◆ **BRIEF**
The exercise asks you to copy every line below in which "unmatched" appears.

(Stored data entries)
......

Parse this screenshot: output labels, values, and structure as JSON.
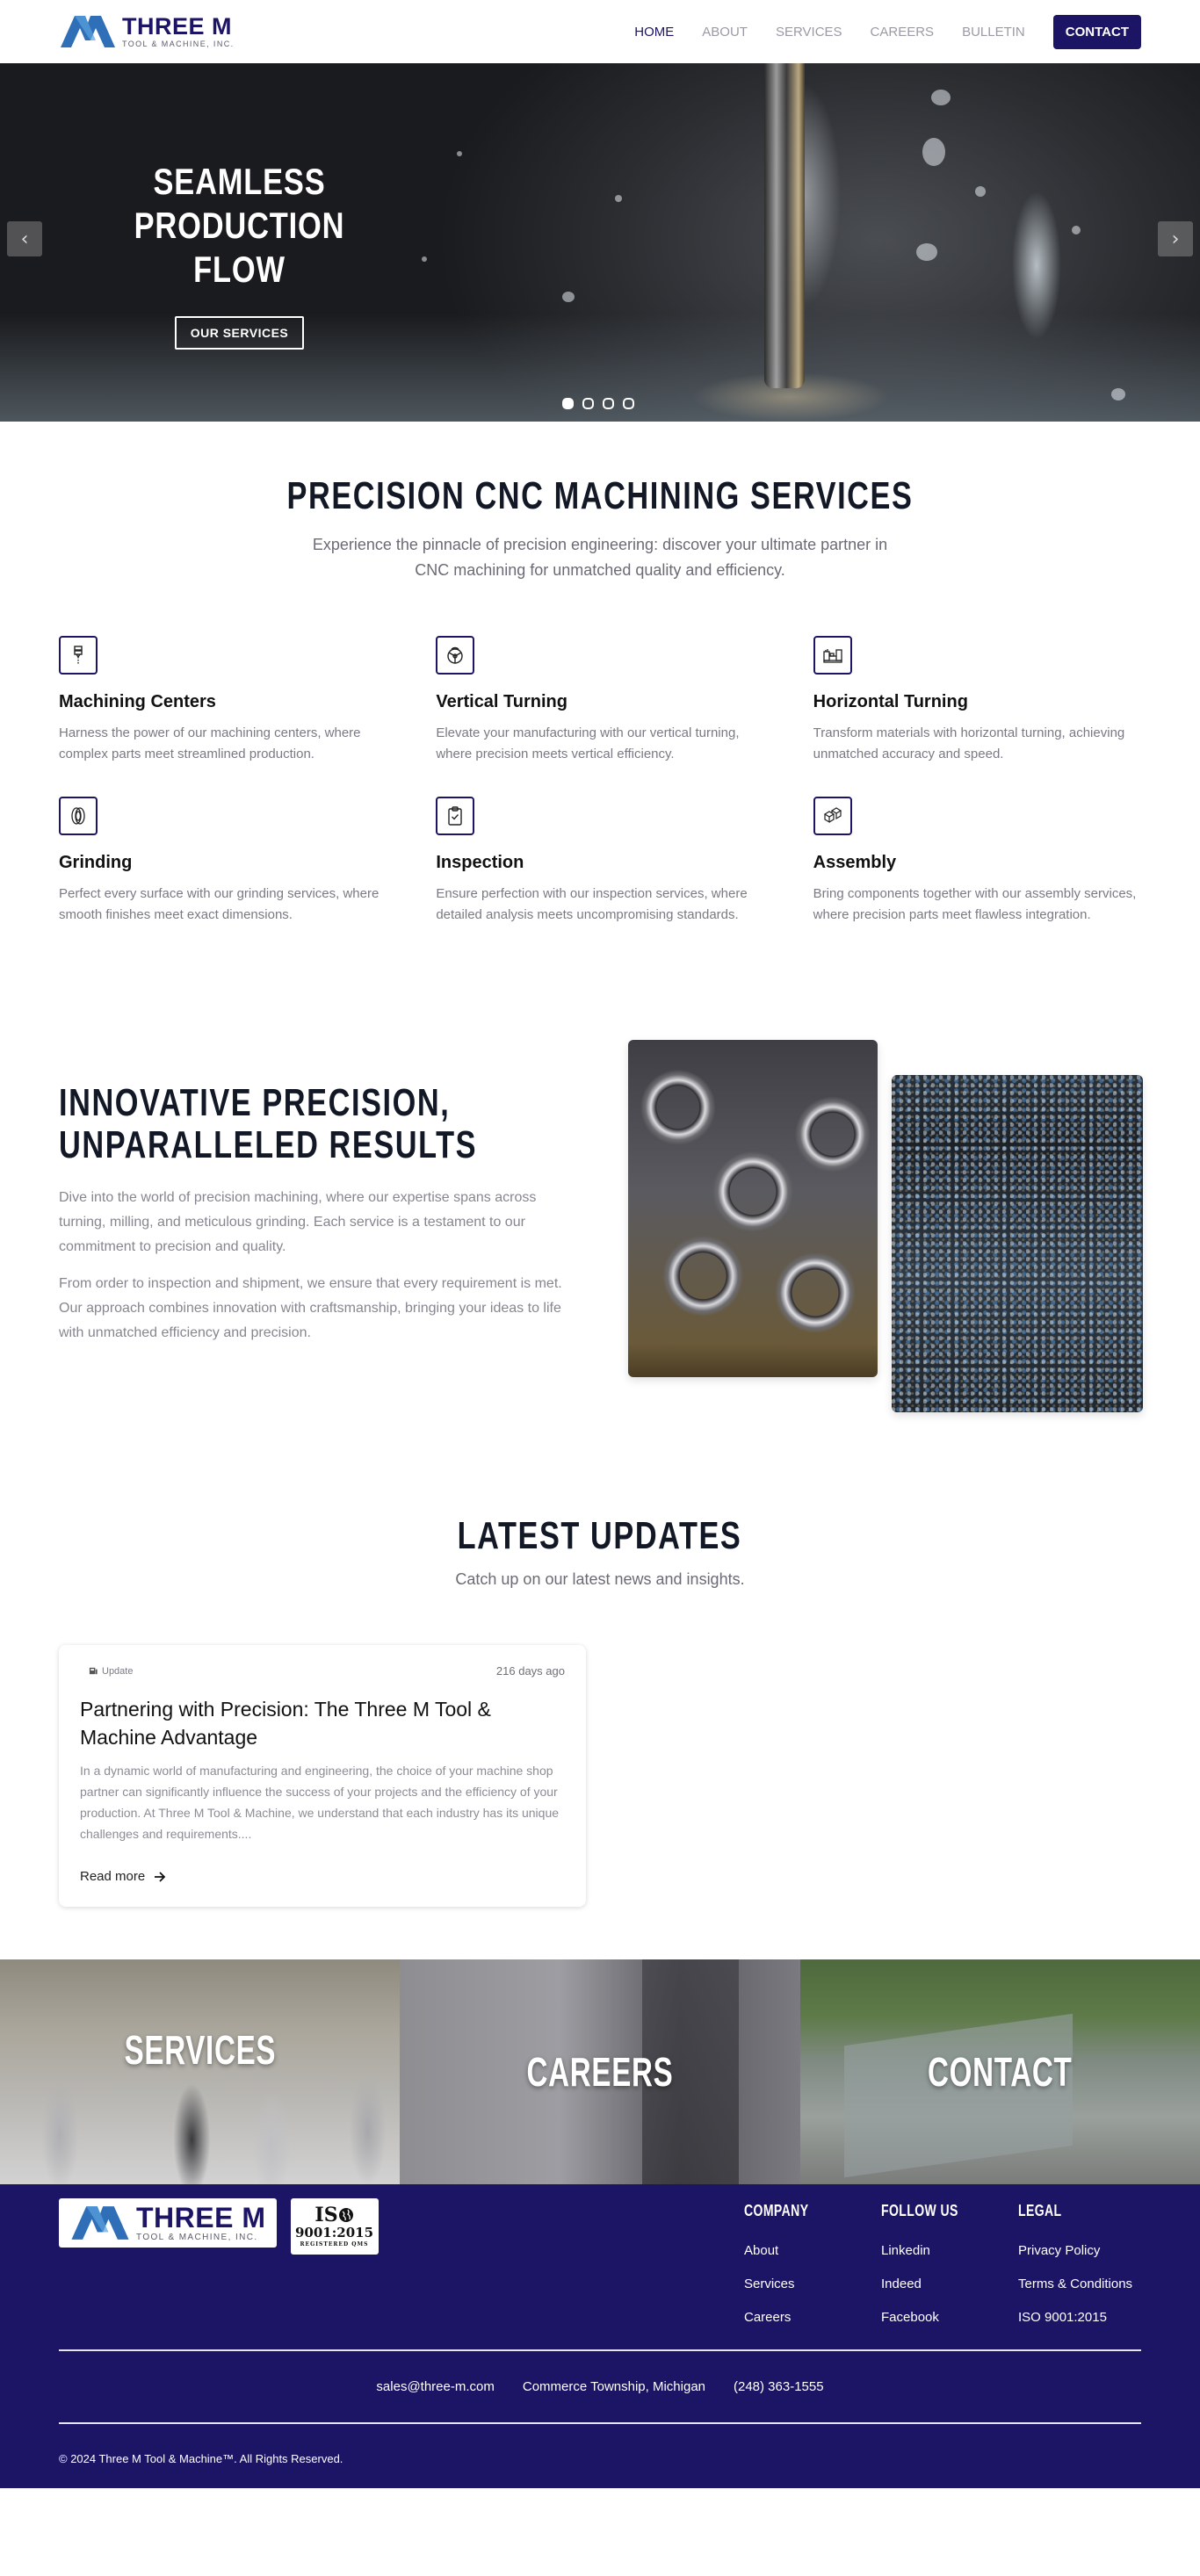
{
  "brand": {
    "name": "THREE M",
    "tagline": "TOOL & MACHINE, INC.",
    "primary_color": "#1c1464",
    "logo_blue": "#2f6fb8"
  },
  "nav": {
    "items": [
      {
        "label": "HOME",
        "active": true
      },
      {
        "label": "ABOUT",
        "active": false
      },
      {
        "label": "SERVICES",
        "active": false
      },
      {
        "label": "CAREERS",
        "active": false
      },
      {
        "label": "BULLETIN",
        "active": false
      }
    ],
    "contact_label": "CONTACT"
  },
  "hero": {
    "title_line1": "SEAMLESS PRODUCTION",
    "title_line2": "FLOW",
    "button_label": "OUR SERVICES",
    "prev_icon": "chevron-left",
    "next_icon": "chevron-right",
    "slide_count": 4,
    "active_slide": 1
  },
  "services": {
    "title": "PRECISION CNC MACHINING SERVICES",
    "subtitle": "Experience the pinnacle of precision engineering: discover your ultimate partner in CNC machining for unmatched quality and efficiency.",
    "items": [
      {
        "icon": "spindle-icon",
        "name": "Machining Centers",
        "description": "Harness the power of our machining centers, where complex parts meet streamlined production."
      },
      {
        "icon": "chuck-icon",
        "name": "Vertical Turning",
        "description": "Elevate your manufacturing with our vertical turning, where precision meets vertical efficiency."
      },
      {
        "icon": "lathe-icon",
        "name": "Horizontal Turning",
        "description": "Transform materials with horizontal turning, achieving unmatched accuracy and speed."
      },
      {
        "icon": "grinding-wheel-icon",
        "name": "Grinding",
        "description": "Perfect every surface with our grinding services, where smooth finishes meet exact dimensions."
      },
      {
        "icon": "clipboard-check-icon",
        "name": "Inspection",
        "description": "Ensure perfection with our inspection services, where detailed analysis meets uncompromising standards."
      },
      {
        "icon": "blocks-icon",
        "name": "Assembly",
        "description": "Bring components together with our assembly services, where precision parts meet flawless integration."
      }
    ]
  },
  "innovative": {
    "title_line1": "INNOVATIVE PRECISION,",
    "title_line2": "UNPARALLELED RESULTS",
    "paragraph1": "Dive into the world of precision machining, where our expertise spans across turning, milling, and meticulous grinding. Each service is a testament to our commitment to precision and quality.",
    "paragraph2": "From order to inspection and shipment, we ensure that every requirement is met. Our approach combines innovation with craftsmanship, bringing your ideas to life with unmatched efficiency and precision."
  },
  "updates": {
    "title": "LATEST UPDATES",
    "subtitle": "Catch up on our latest news and insights.",
    "posts": [
      {
        "tag": "Update",
        "date": "216 days ago",
        "title": "Partnering with Precision: The Three M Tool & Machine Advantage",
        "excerpt": "In a dynamic world of manufacturing and engineering, the choice of your machine shop partner can significantly influence the success of your projects and the efficiency of your production. At Three M Tool & Machine, we understand that each industry has its unique challenges and requirements....",
        "link_label": "Read more"
      }
    ]
  },
  "tiles": [
    {
      "label": "SERVICES"
    },
    {
      "label": "CAREERS"
    },
    {
      "label": "CONTACT"
    }
  ],
  "footer": {
    "iso": {
      "top": "IS",
      "number": "9001:2015",
      "caption": "REGISTERED QMS"
    },
    "columns": [
      {
        "heading": "COMPANY",
        "links": [
          "About",
          "Services",
          "Careers"
        ]
      },
      {
        "heading": "FOLLOW US",
        "links": [
          "Linkedin",
          "Indeed",
          "Facebook"
        ]
      },
      {
        "heading": "LEGAL",
        "links": [
          "Privacy Policy",
          "Terms & Conditions",
          "ISO 9001:2015"
        ]
      }
    ],
    "email": "sales@three-m.com",
    "location": "Commerce Township, Michigan",
    "phone": "(248) 363-1555",
    "copyright": "© 2024 Three M Tool & Machine™. All Rights Reserved."
  }
}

......

◆ **THE SOLUTION**
    "subtitle": "Experience the pinnacle of precision engineering: discover your ultimate partner in CNC machining for unmatched quality and efficiency.",
        "description": "Transform materials with horizontal turning, achieving unmatched accuracy and speed."
    "paragraph2": "From order to inspection and shipment, we ensure that every requirement is met. Our approach combines innovation with craftsmanship, bringing your ideas to life with unmatched efficiency and precision."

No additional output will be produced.